**Your instructions**
Each entry must be given again exactly; images do not belong in the copy.

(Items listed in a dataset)
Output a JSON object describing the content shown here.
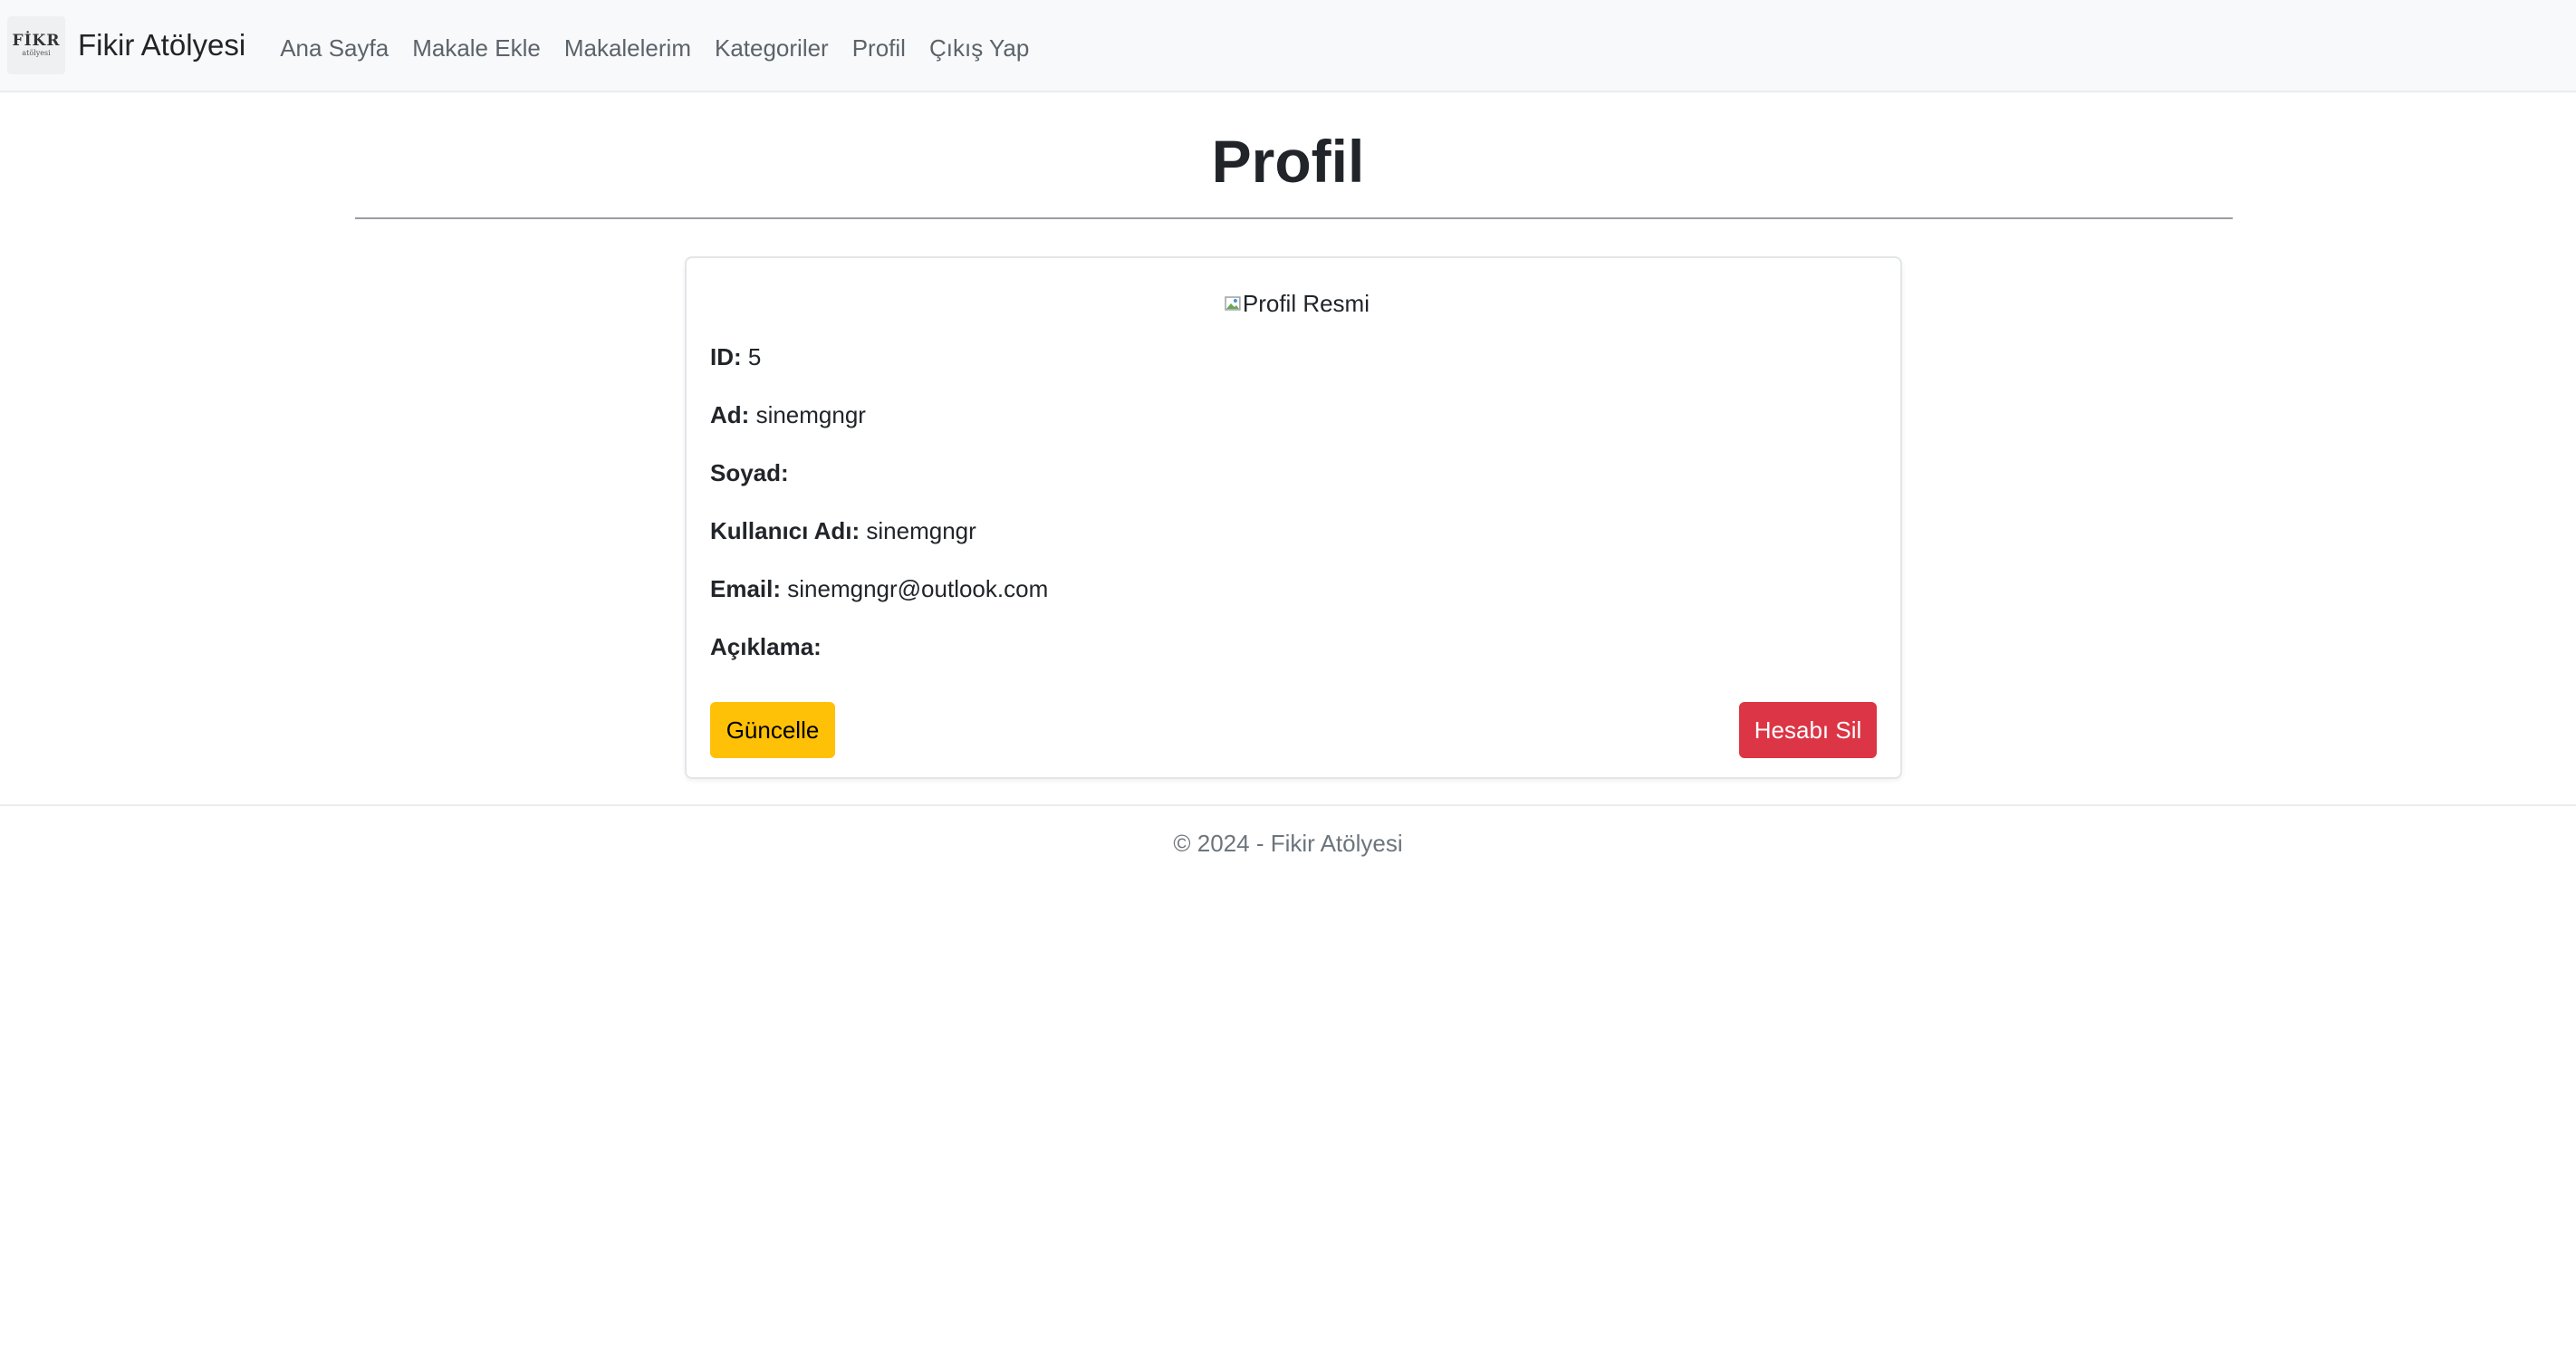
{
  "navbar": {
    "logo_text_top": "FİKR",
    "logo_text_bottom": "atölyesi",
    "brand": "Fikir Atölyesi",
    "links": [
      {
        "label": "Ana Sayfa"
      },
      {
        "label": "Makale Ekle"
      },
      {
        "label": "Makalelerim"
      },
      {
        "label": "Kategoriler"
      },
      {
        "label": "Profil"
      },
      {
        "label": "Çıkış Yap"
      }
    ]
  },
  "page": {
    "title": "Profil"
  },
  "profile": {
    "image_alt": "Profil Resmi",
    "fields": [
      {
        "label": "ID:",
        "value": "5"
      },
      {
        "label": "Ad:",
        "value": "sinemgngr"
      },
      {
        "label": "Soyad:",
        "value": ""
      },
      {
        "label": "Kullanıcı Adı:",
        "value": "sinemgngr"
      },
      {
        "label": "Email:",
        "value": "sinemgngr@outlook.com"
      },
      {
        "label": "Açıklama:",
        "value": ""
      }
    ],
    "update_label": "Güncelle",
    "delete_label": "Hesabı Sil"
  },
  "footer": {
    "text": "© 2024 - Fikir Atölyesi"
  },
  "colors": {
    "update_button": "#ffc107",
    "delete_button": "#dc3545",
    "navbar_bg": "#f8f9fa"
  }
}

**Complete answer**
Output a JSON object describing the content shown here.
{
  "navbar": {
    "logo_text_top": "FİKR",
    "logo_text_bottom": "atölyesi",
    "brand": "Fikir Atölyesi",
    "links": [
      {
        "label": "Ana Sayfa"
      },
      {
        "label": "Makale Ekle"
      },
      {
        "label": "Makalelerim"
      },
      {
        "label": "Kategoriler"
      },
      {
        "label": "Profil"
      },
      {
        "label": "Çıkış Yap"
      }
    ]
  },
  "page": {
    "title": "Profil"
  },
  "profile": {
    "image_alt": "Profil Resmi",
    "fields": [
      {
        "label": "ID:",
        "value": "5"
      },
      {
        "label": "Ad:",
        "value": "sinemgngr"
      },
      {
        "label": "Soyad:",
        "value": ""
      },
      {
        "label": "Kullanıcı Adı:",
        "value": "sinemgngr"
      },
      {
        "label": "Email:",
        "value": "sinemgngr@outlook.com"
      },
      {
        "label": "Açıklama:",
        "value": ""
      }
    ],
    "update_label": "Güncelle",
    "delete_label": "Hesabı Sil"
  },
  "footer": {
    "text": "© 2024 - Fikir Atölyesi"
  },
  "colors": {
    "update_button": "#ffc107",
    "delete_button": "#dc3545",
    "navbar_bg": "#f8f9fa"
  }
}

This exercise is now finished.